#### Task brief:
Output every record below exactly as it appears.

#### Material supplied:
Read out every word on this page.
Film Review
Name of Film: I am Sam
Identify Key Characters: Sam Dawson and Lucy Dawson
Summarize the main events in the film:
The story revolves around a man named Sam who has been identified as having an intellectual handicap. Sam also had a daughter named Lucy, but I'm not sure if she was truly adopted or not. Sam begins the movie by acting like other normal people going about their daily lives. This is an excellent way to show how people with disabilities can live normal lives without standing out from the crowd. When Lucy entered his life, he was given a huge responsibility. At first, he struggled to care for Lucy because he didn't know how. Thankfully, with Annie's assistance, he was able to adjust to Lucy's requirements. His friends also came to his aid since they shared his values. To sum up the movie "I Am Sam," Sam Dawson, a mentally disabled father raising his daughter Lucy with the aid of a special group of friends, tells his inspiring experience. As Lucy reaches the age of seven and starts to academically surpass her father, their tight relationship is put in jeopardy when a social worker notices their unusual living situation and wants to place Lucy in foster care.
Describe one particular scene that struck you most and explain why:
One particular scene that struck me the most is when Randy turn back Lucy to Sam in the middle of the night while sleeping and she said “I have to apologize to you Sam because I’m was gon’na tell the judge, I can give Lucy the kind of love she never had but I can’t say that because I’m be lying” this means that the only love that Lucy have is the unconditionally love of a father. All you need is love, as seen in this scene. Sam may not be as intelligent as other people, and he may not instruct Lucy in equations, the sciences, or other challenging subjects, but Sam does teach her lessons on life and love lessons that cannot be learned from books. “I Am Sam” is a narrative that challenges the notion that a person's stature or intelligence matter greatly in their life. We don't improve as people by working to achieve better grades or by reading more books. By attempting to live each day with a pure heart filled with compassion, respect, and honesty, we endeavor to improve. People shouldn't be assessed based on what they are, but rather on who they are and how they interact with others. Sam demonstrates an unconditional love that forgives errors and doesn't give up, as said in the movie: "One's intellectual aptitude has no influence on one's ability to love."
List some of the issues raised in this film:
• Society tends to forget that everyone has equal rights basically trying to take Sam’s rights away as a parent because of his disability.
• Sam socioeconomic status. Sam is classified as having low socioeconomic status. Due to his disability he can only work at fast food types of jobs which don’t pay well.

#### Right answer:
Read out every word on this page.
Film Review
Name of Film: I am Sam
Identify Key Characters: Sam Dawson and Lucy Dawson
Summarize the main events in the film:
The story revolves around a man named Sam who has been identified as having an intellectual handicap. Sam also had a daughter named Lucy, but I'm not sure if she was truly adopted or not. Sam begins the movie by acting like other normal people going about their daily lives. This is an excellent way to show how people with disabilities can live normal lives without standing out from the crowd. When Lucy entered his life, he was given a huge responsibility. At first, he struggled to care for Lucy because he didn't know how. Thankfully, with Annie's assistance, he was able to adjust to Lucy's requirements. His friends also came to his aid since they shared his values. To sum up the movie "I Am Sam," Sam Dawson, a mentally disabled father raising his daughter Lucy with the aid of a special group of friends, tells his inspiring experience. As Lucy reaches the age of seven and starts to academically surpass her father, their tight relationship is put in jeopardy when a social worker notices their unusual living situation and wants to place Lucy in foster care.
Describe one particular scene that struck you most and explain why:
One particular scene that struck me the most is when Randy turn back Lucy to Sam in the middle of the night while sleeping and she said “I have to apologize to you Sam because I’m was gon’na tell the judge, I can give Lucy the kind of love she never had but I can’t say that because I’m be lying” this means that the only love that Lucy have is the unconditionally love of a father. All you need is love, as seen in this scene. Sam may not be as intelligent as other people, and he may not instruct Lucy in equations, the sciences, or other challenging subjects, but Sam does teach her lessons on life and love lessons that cannot be learned from books. “I Am Sam” is a narrative that challenges the notion that a person's stature or intelligence matter greatly in their life. We don't improve as people by working to achieve better grades or by reading more books. By attempting to live each day with a pure heart filled with compassion, respect, and honesty, we endeavor to improve. People shouldn't be assessed based on what they are, but rather on who they are and how they interact with others. Sam demonstrates an unconditional love that forgives errors and doesn't give up, as said in the movie: "One's intellectual aptitude has no influence on one's ability to love."
List some of the issues raised in this film:
• Society tends to forget that everyone has equal rights basically trying to take Sam’s rights away as a parent because of his disability.
• Sam socioeconomic status. Sam is classified as having low socioeconomic status. Due to his disability he can only work at fast food types of jobs which don’t pay well.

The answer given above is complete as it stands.